**WHAT NEEDS TO BE DONE:**
Spot every line with the word "name" and return it.

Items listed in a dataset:

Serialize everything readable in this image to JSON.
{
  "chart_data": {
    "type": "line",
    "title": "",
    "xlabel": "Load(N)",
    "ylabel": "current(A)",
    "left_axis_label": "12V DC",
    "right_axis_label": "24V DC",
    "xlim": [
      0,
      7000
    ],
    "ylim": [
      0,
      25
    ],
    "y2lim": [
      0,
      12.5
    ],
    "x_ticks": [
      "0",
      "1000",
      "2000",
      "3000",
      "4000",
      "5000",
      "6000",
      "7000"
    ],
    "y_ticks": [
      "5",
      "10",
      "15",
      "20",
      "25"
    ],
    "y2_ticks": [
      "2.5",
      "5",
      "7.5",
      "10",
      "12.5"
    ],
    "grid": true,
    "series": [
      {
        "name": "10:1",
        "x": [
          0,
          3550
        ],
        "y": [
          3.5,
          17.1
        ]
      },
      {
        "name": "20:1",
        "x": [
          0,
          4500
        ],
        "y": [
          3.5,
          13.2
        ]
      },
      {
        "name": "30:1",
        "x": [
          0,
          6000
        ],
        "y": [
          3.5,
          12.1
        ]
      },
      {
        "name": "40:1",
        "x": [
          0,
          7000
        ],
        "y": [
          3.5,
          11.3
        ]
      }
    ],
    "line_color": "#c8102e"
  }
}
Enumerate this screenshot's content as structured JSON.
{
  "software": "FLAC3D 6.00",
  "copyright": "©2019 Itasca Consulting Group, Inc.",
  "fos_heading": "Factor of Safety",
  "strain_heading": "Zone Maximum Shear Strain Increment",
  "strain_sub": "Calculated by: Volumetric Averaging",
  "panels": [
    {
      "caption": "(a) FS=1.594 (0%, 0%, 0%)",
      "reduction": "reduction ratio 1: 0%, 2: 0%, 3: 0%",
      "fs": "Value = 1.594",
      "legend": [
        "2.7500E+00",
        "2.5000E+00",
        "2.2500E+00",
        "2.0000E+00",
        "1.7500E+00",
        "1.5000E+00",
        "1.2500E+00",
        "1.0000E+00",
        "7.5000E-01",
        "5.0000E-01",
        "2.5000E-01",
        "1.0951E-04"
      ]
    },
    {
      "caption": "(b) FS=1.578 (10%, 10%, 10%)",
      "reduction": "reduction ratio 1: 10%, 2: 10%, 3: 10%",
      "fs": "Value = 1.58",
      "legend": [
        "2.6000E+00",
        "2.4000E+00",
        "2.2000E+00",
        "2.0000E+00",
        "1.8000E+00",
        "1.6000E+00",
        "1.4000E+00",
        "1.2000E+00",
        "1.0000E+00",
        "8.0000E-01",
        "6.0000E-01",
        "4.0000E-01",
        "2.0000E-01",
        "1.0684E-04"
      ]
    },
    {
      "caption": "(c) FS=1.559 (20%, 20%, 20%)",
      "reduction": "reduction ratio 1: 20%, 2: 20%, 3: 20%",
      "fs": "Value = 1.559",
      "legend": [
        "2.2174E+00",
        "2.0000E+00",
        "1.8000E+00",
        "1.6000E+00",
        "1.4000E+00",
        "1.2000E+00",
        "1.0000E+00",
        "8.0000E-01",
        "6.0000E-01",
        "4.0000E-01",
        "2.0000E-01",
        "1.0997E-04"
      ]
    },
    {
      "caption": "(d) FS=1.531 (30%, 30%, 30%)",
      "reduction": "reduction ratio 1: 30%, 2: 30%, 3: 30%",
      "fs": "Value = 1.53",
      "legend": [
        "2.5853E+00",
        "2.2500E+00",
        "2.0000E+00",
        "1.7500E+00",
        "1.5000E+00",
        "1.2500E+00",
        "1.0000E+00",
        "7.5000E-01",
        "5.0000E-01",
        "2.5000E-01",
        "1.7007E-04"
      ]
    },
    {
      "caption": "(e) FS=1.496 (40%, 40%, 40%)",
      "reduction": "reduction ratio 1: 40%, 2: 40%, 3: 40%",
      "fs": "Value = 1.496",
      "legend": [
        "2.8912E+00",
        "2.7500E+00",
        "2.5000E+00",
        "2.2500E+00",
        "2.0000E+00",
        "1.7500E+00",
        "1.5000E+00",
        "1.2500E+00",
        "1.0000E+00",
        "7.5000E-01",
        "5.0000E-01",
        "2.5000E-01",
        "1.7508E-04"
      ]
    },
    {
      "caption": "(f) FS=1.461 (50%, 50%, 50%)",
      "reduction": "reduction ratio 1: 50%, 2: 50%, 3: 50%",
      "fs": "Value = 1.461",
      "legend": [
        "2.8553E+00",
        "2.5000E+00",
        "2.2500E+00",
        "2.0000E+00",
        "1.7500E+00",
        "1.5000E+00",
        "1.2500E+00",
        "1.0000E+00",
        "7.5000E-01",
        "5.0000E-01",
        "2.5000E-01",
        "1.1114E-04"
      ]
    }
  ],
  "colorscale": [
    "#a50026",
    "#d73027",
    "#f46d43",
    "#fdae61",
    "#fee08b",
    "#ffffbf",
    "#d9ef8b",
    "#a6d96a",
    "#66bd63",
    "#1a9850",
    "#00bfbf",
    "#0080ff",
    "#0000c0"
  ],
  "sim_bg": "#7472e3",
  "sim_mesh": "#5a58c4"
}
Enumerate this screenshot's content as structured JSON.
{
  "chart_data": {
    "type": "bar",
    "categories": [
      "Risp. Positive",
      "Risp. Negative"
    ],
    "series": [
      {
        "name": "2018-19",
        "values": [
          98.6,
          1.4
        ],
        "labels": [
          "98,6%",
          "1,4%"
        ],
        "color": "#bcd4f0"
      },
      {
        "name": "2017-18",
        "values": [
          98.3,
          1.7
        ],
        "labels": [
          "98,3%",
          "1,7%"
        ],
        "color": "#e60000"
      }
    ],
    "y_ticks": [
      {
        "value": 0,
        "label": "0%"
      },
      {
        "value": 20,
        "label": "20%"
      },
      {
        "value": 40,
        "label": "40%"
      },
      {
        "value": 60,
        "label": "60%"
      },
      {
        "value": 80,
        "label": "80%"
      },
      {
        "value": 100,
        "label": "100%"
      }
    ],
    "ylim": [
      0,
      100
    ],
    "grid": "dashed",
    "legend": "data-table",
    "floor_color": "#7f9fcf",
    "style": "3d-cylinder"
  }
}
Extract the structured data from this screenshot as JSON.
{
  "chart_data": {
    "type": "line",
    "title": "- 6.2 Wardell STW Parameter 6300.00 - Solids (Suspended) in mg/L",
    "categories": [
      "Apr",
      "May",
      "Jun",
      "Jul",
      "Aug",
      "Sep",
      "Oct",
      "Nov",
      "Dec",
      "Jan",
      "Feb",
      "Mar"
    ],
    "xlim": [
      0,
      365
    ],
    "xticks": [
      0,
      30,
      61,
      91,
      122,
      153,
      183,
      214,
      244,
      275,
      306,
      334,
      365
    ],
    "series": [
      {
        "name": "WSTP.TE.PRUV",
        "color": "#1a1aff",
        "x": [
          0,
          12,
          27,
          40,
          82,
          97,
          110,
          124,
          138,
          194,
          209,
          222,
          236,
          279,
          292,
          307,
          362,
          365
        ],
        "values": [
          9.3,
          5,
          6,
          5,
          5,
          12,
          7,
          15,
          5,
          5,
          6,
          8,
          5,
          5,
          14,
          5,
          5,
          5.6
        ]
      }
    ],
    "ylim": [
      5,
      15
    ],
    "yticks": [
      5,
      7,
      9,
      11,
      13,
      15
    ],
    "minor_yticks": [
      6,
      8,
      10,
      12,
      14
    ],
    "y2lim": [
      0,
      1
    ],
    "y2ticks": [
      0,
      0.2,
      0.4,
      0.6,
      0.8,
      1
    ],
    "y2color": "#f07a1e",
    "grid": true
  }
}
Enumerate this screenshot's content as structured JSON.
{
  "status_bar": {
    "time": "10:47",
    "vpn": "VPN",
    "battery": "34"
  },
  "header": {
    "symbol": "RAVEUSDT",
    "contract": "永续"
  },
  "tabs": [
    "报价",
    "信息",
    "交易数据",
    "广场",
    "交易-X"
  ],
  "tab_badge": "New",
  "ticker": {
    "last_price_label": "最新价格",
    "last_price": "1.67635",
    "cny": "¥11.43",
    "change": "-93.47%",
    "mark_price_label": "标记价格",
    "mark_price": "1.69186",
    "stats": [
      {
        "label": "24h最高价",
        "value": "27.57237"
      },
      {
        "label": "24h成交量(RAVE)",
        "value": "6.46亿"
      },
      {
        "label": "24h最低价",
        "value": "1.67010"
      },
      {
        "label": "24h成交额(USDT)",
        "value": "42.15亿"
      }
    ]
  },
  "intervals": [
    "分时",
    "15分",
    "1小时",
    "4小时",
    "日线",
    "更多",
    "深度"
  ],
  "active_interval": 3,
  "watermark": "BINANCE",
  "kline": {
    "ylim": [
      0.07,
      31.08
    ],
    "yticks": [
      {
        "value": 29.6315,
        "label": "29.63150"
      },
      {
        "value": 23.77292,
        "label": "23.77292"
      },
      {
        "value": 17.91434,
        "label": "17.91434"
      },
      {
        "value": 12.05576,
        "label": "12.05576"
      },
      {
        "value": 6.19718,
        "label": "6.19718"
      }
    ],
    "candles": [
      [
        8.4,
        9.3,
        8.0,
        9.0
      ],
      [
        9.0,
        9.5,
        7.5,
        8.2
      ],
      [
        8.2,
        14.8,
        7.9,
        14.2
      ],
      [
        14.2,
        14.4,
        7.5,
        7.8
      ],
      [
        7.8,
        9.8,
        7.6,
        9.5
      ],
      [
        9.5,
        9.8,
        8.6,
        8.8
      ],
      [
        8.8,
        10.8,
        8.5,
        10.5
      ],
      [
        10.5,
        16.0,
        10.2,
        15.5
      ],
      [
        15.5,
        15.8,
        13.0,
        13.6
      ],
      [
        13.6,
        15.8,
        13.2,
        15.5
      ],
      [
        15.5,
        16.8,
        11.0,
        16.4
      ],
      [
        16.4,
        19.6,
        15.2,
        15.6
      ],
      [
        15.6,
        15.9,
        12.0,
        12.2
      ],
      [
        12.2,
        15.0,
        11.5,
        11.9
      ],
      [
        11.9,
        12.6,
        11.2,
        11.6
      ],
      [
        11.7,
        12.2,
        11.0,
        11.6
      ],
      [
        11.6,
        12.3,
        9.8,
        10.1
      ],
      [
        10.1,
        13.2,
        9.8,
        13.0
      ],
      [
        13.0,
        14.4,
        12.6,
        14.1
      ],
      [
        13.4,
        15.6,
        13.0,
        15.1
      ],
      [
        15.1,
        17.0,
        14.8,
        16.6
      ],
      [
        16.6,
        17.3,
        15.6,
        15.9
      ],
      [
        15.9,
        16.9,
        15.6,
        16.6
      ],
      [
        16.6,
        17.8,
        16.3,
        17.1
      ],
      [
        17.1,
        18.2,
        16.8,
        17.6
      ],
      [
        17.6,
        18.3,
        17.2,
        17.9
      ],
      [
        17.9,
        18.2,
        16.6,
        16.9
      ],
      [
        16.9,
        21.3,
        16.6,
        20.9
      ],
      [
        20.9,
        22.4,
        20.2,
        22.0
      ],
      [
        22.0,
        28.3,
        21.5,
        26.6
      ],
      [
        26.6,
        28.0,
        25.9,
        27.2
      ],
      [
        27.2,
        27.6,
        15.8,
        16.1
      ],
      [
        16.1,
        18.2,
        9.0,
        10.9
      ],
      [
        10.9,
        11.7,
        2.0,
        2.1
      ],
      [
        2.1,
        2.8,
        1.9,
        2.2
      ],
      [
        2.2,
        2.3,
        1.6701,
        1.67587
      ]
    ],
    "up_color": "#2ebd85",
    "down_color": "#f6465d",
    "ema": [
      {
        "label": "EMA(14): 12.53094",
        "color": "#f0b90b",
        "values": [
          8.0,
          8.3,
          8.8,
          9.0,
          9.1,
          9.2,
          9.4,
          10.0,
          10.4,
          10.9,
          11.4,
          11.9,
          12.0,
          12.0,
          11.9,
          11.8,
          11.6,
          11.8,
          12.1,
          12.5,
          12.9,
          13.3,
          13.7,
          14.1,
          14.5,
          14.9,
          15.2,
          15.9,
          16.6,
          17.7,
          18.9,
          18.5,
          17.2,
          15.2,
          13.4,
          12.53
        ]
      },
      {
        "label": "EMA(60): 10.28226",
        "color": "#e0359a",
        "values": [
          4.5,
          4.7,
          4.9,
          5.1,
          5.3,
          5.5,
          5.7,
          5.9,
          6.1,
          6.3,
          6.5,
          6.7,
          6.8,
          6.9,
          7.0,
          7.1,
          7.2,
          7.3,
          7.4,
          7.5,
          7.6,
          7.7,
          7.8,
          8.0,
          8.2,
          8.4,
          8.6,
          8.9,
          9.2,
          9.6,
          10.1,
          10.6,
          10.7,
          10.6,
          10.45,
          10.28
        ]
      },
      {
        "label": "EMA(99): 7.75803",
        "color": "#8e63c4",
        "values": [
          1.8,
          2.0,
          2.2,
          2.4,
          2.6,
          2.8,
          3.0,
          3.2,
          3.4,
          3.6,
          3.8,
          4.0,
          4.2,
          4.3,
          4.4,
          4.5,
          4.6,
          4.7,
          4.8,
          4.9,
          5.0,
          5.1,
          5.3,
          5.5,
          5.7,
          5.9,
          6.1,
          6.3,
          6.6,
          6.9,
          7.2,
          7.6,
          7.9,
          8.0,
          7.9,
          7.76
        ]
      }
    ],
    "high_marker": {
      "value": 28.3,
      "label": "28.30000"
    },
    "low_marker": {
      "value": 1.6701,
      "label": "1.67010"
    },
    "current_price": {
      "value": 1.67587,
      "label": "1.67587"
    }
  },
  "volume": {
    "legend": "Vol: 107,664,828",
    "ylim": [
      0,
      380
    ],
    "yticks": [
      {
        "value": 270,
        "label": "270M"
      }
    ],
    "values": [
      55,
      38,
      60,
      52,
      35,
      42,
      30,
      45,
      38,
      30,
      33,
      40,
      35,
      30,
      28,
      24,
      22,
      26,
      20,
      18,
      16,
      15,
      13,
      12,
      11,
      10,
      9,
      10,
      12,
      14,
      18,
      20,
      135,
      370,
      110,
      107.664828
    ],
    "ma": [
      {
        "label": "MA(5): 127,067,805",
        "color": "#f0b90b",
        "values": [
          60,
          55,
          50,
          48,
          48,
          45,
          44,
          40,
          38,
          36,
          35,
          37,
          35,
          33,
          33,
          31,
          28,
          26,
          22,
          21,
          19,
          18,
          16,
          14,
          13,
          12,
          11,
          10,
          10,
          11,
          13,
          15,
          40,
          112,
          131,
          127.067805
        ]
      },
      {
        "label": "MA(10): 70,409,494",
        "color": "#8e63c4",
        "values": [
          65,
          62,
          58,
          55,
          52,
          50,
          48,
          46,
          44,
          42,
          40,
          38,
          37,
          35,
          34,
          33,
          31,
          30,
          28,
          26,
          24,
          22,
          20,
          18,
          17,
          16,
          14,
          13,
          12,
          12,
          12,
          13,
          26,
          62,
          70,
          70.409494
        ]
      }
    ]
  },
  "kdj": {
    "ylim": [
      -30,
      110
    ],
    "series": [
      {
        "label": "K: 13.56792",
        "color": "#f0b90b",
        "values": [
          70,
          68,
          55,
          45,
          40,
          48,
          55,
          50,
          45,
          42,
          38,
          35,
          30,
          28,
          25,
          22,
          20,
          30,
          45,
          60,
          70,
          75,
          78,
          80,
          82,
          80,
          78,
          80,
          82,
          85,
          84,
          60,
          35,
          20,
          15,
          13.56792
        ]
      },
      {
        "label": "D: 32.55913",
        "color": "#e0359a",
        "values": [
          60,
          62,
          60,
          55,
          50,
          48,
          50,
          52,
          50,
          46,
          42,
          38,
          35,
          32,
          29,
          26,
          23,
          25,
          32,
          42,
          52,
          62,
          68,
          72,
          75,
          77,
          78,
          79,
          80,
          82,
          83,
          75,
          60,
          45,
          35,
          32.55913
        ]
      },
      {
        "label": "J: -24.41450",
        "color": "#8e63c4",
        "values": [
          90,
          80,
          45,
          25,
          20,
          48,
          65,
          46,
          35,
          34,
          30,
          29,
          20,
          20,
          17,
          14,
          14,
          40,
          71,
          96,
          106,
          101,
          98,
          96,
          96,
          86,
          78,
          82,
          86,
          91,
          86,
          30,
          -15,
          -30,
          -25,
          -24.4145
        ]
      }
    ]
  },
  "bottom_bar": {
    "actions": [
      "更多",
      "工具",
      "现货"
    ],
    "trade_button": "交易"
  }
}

**WRITTEN RESPONSE:**
        "name": "10:1",
        "name": "20:1",
        "name": "30:1",
        "name": "40:1",
        "name": "2018-19",
        "name": "2017-18",
        "name": "WSTP.TE.PRUV",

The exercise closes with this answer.